**Work to complete**.
Your task is to copy every record exactly.

— Start of Data lines —

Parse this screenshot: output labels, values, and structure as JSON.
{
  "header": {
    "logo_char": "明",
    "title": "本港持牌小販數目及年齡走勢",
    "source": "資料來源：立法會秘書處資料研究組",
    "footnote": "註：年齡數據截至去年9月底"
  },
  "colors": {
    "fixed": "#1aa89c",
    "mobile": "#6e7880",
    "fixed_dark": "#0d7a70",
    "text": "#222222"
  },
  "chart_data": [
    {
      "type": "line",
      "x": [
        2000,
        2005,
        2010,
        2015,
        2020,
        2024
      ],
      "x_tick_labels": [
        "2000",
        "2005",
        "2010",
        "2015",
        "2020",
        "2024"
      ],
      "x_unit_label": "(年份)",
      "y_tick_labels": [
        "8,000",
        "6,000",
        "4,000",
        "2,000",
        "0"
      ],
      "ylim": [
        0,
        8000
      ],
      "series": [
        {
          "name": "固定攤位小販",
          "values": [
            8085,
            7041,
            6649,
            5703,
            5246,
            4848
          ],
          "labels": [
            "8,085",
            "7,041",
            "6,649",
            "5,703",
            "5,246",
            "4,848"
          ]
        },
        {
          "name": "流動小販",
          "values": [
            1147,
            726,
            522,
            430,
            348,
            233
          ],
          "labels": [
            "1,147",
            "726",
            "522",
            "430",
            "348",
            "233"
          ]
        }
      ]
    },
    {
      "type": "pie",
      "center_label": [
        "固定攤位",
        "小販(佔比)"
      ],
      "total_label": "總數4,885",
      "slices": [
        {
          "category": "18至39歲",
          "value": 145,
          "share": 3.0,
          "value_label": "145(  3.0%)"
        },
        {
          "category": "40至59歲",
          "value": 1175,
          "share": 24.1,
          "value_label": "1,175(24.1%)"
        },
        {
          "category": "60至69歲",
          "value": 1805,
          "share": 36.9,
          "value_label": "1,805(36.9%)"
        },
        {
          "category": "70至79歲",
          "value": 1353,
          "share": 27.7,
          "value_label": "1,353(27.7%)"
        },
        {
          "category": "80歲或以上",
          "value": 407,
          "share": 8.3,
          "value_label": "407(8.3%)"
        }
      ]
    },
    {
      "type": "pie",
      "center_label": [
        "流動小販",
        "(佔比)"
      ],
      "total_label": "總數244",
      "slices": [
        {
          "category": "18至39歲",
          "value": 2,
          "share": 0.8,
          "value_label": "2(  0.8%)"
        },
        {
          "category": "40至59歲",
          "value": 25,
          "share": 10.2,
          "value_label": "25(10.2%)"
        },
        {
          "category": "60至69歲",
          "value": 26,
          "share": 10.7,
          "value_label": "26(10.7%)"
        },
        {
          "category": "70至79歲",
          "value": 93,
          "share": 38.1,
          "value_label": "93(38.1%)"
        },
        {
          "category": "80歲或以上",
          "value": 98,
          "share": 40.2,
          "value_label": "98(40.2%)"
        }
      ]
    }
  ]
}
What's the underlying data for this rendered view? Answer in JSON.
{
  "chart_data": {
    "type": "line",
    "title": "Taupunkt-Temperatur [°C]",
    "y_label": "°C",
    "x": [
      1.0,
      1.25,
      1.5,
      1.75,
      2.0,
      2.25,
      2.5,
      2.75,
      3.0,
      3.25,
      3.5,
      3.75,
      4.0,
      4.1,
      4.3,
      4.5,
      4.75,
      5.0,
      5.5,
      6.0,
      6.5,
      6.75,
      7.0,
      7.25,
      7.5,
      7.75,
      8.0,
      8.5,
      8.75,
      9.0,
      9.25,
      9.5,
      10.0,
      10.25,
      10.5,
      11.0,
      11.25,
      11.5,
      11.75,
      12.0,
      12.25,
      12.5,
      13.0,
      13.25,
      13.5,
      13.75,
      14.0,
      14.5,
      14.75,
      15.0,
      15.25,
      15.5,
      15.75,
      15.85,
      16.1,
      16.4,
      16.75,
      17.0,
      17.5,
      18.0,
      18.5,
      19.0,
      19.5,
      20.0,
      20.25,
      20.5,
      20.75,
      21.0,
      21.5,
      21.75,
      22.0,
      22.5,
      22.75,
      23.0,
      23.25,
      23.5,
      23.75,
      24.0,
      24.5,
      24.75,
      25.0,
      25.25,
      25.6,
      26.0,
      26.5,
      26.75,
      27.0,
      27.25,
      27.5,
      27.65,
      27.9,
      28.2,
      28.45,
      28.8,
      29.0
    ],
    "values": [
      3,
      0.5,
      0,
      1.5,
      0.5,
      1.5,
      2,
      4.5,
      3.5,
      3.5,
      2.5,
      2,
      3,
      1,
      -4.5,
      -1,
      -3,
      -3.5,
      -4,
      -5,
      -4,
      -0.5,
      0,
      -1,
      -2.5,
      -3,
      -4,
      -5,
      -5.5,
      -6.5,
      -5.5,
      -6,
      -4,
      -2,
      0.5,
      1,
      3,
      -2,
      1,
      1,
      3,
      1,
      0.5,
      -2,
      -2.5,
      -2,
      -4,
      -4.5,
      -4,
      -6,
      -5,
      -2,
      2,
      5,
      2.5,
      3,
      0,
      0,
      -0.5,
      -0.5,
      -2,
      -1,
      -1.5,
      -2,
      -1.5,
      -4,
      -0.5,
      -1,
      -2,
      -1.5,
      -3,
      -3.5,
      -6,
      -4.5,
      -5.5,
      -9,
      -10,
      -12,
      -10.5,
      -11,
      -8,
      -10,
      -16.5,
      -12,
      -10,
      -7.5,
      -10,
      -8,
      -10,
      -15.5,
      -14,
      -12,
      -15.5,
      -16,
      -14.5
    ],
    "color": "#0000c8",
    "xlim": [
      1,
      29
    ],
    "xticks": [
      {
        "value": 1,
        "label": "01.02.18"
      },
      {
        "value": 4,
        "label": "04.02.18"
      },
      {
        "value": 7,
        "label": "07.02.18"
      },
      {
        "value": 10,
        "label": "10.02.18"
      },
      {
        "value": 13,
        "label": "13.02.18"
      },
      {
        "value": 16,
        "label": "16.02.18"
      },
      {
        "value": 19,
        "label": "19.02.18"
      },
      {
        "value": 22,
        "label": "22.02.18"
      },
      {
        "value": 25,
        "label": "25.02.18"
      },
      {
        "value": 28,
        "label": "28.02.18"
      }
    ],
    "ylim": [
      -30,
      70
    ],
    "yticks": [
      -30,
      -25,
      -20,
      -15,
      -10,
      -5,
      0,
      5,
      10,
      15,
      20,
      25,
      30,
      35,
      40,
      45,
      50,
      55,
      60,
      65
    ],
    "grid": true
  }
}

— End of Data lines —

**Answer to this task**.
Parse this screenshot: output labels, values, and structure as JSON.
{
  "header": {
    "logo_char": "明",
    "title": "本港持牌小販數目及年齡走勢",
    "source": "資料來源：立法會秘書處資料研究組",
    "footnote": "註：年齡數據截至去年9月底"
  },
  "colors": {
    "fixed": "#1aa89c",
    "mobile": "#6e7880",
    "fixed_dark": "#0d7a70",
    "text": "#222222"
  },
  "chart_data": [
    {
      "type": "line",
      "x": [
        2000,
        2005,
        2010,
        2015,
        2020,
        2024
      ],
      "x_tick_labels": [
        "2000",
        "2005",
        "2010",
        "2015",
        "2020",
        "2024"
      ],
      "x_unit_label": "(年份)",
      "y_tick_labels": [
        "8,000",
        "6,000",
        "4,000",
        "2,000",
        "0"
      ],
      "ylim": [
        0,
        8000
      ],
      "series": [
        {
          "name": "固定攤位小販",
          "values": [
            8085,
            7041,
            6649,
            5703,
            5246,
            4848
          ],
          "labels": [
            "8,085",
            "7,041",
            "6,649",
            "5,703",
            "5,246",
            "4,848"
          ]
        },
        {
          "name": "流動小販",
          "values": [
            1147,
            726,
            522,
            430,
            348,
            233
          ],
          "labels": [
            "1,147",
            "726",
            "522",
            "430",
            "348",
            "233"
          ]
        }
      ]
    },
    {
      "type": "pie",
      "center_label": [
        "固定攤位",
        "小販(佔比)"
      ],
      "total_label": "總數4,885",
      "slices": [
        {
          "category": "18至39歲",
          "value": 145,
          "share": 3.0,
          "value_label": "145(  3.0%)"
        },
        {
          "category": "40至59歲",
          "value": 1175,
          "share": 24.1,
          "value_label": "1,175(24.1%)"
        },
        {
          "category": "60至69歲",
          "value": 1805,
          "share": 36.9,
          "value_label": "1,805(36.9%)"
        },
        {
          "category": "70至79歲",
          "value": 1353,
          "share": 27.7,
          "value_label": "1,353(27.7%)"
        },
        {
          "category": "80歲或以上",
          "value": 407,
          "share": 8.3,
          "value_label": "407(8.3%)"
        }
      ]
    },
    {
      "type": "pie",
      "center_label": [
        "流動小販",
        "(佔比)"
      ],
      "total_label": "總數244",
      "slices": [
        {
          "category": "18至39歲",
          "value": 2,
          "share": 0.8,
          "value_label": "2(  0.8%)"
        },
        {
          "category": "40至59歲",
          "value": 25,
          "share": 10.2,
          "value_label": "25(10.2%)"
        },
        {
          "category": "60至69歲",
          "value": 26,
          "share": 10.7,
          "value_label": "26(10.7%)"
        },
        {
          "category": "70至79歲",
          "value": 93,
          "share": 38.1,
          "value_label": "93(38.1%)"
        },
        {
          "category": "80歲或以上",
          "value": 98,
          "share": 40.2,
          "value_label": "98(40.2%)"
        }
      ]
    }
  ]
}
What's the underlying data for this rendered view? Answer in JSON.
{
  "chart_data": {
    "type": "line",
    "title": "Taupunkt-Temperatur [°C]",
    "y_label": "°C",
    "x": [
      1.0,
      1.25,
      1.5,
      1.75,
      2.0,
      2.25,
      2.5,
      2.75,
      3.0,
      3.25,
      3.5,
      3.75,
      4.0,
      4.1,
      4.3,
      4.5,
      4.75,
      5.0,
      5.5,
      6.0,
      6.5,
      6.75,
      7.0,
      7.25,
      7.5,
      7.75,
      8.0,
      8.5,
      8.75,
      9.0,
      9.25,
      9.5,
      10.0,
      10.25,
      10.5,
      11.0,
      11.25,
      11.5,
      11.75,
      12.0,
      12.25,
      12.5,
      13.0,
      13.25,
      13.5,
      13.75,
      14.0,
      14.5,
      14.75,
      15.0,
      15.25,
      15.5,
      15.75,
      15.85,
      16.1,
      16.4,
      16.75,
      17.0,
      17.5,
      18.0,
      18.5,
      19.0,
      19.5,
      20.0,
      20.25,
      20.5,
      20.75,
      21.0,
      21.5,
      21.75,
      22.0,
      22.5,
      22.75,
      23.0,
      23.25,
      23.5,
      23.75,
      24.0,
      24.5,
      24.75,
      25.0,
      25.25,
      25.6,
      26.0,
      26.5,
      26.75,
      27.0,
      27.25,
      27.5,
      27.65,
      27.9,
      28.2,
      28.45,
      28.8,
      29.0
    ],
    "values": [
      3,
      0.5,
      0,
      1.5,
      0.5,
      1.5,
      2,
      4.5,
      3.5,
      3.5,
      2.5,
      2,
      3,
      1,
      -4.5,
      -1,
      -3,
      -3.5,
      -4,
      -5,
      -4,
      -0.5,
      0,
      -1,
      -2.5,
      -3,
      -4,
      -5,
      -5.5,
      -6.5,
      -5.5,
      -6,
      -4,
      -2,
      0.5,
      1,
      3,
      -2,
      1,
      1,
      3,
      1,
      0.5,
      -2,
      -2.5,
      -2,
      -4,
      -4.5,
      -4,
      -6,
      -5,
      -2,
      2,
      5,
      2.5,
      3,
      0,
      0,
      -0.5,
      -0.5,
      -2,
      -1,
      -1.5,
      -2,
      -1.5,
      -4,
      -0.5,
      -1,
      -2,
      -1.5,
      -3,
      -3.5,
      -6,
      -4.5,
      -5.5,
      -9,
      -10,
      -12,
      -10.5,
      -11,
      -8,
      -10,
      -16.5,
      -12,
      -10,
      -7.5,
      -10,
      -8,
      -10,
      -15.5,
      -14,
      -12,
      -15.5,
      -16,
      -14.5
    ],
    "color": "#0000c8",
    "xlim": [
      1,
      29
    ],
    "xticks": [
      {
        "value": 1,
        "label": "01.02.18"
      },
      {
        "value": 4,
        "label": "04.02.18"
      },
      {
        "value": 7,
        "label": "07.02.18"
      },
      {
        "value": 10,
        "label": "10.02.18"
      },
      {
        "value": 13,
        "label": "13.02.18"
      },
      {
        "value": 16,
        "label": "16.02.18"
      },
      {
        "value": 19,
        "label": "19.02.18"
      },
      {
        "value": 22,
        "label": "22.02.18"
      },
      {
        "value": 25,
        "label": "25.02.18"
      },
      {
        "value": 28,
        "label": "28.02.18"
      }
    ],
    "ylim": [
      -30,
      70
    ],
    "yticks": [
      -30,
      -25,
      -20,
      -15,
      -10,
      -5,
      0,
      5,
      10,
      15,
      20,
      25,
      30,
      35,
      40,
      45,
      50,
      55,
      60,
      65
    ],
    "grid": true
  }
}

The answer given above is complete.